BEGIN RECORDS SHOWN

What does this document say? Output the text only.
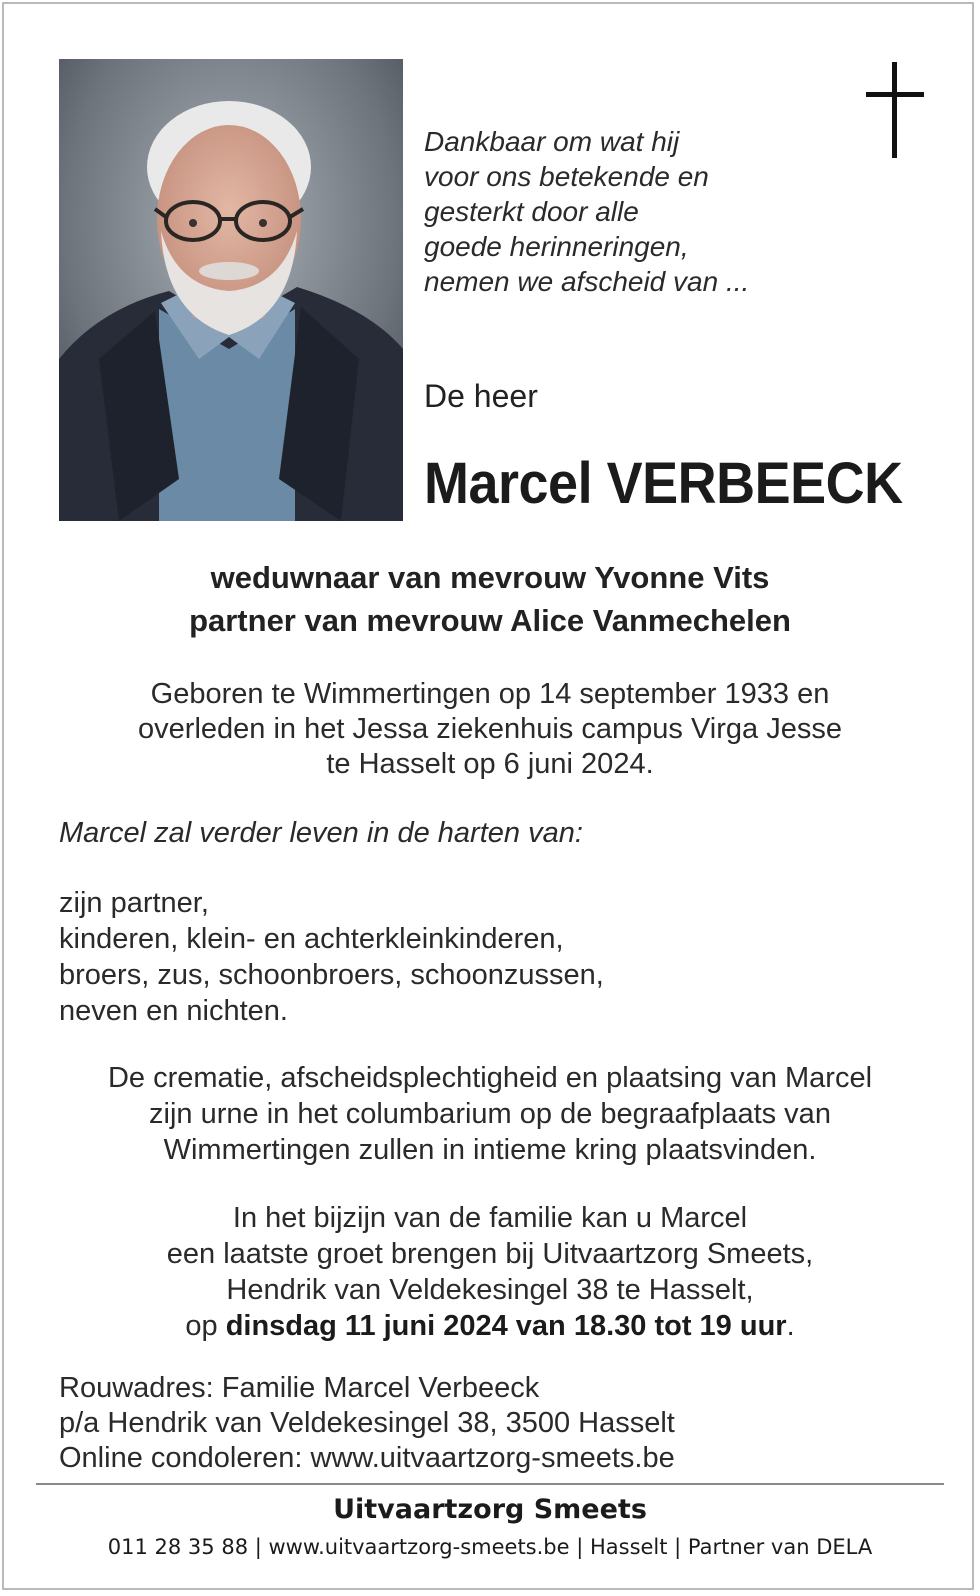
Dankbaar om wat hij
voor ons betekende en
gesterkt door alle
goede herinneringen,
nemen we afscheid van ...
De heer
Marcel VERBEECK
weduwnaar van mevrouw Yvonne Vits
partner van mevrouw Alice Vanmechelen
Geboren te Wimmertingen op 14 september 1933 en
overleden in het Jessa ziekenhuis campus Virga Jesse
te Hasselt op 6 juni 2024.
Marcel zal verder leven in de harten van:
zijn partner,
kinderen, klein- en achterkleinkinderen,
broers, zus, schoonbroers, schoonzussen,
neven en nichten.
De crematie, afscheidsplechtigheid en plaatsing van Marcel
zijn urne in het columbarium op de begraafplaats van
Wimmertingen zullen in intieme kring plaatsvinden.
In het bijzijn van de familie kan u Marcel
een laatste groet brengen bij Uitvaartzorg Smeets,
Hendrik van Veldekesingel 38 te Hasselt,
op dinsdag 11 juni 2024 van 18.30 tot 19 uur.
Rouwadres: Familie Marcel Verbeeck
p/a Hendrik van Veldekesingel 38, 3500 Hasselt
Online condoleren: www.uitvaartzorg-smeets.be
Uitvaartzorg Smeets
011 28 35 88 | www.uitvaartzorg-smeets.be | Hasselt | Partner van DELA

END RECORDS SHOWN

REQUIRED WORK. Every line above should be returned word for word, with the pictures left behind.

OUTPUT FOR THIS EXERCISE.
What does this document say? Output the text only.
Dankbaar om wat hij
voor ons betekende en
gesterkt door alle
goede herinneringen,
nemen we afscheid van ...
De heer
Marcel VERBEECK
weduwnaar van mevrouw Yvonne Vits
partner van mevrouw Alice Vanmechelen
Geboren te Wimmertingen op 14 september 1933 en
overleden in het Jessa ziekenhuis campus Virga Jesse
te Hasselt op 6 juni 2024.
Marcel zal verder leven in de harten van:
zijn partner,
kinderen, klein- en achterkleinkinderen,
broers, zus, schoonbroers, schoonzussen,
neven en nichten.
De crematie, afscheidsplechtigheid en plaatsing van Marcel
zijn urne in het columbarium op de begraafplaats van
Wimmertingen zullen in intieme kring plaatsvinden.
In het bijzijn van de familie kan u Marcel
een laatste groet brengen bij Uitvaartzorg Smeets,
Hendrik van Veldekesingel 38 te Hasselt,
op dinsdag 11 juni 2024 van 18.30 tot 19 uur.
Rouwadres: Familie Marcel Verbeeck
p/a Hendrik van Veldekesingel 38, 3500 Hasselt
Online condoleren: www.uitvaartzorg-smeets.be
Uitvaartzorg Smeets
011 28 35 88 | www.uitvaartzorg-smeets.be | Hasselt | Partner van DELA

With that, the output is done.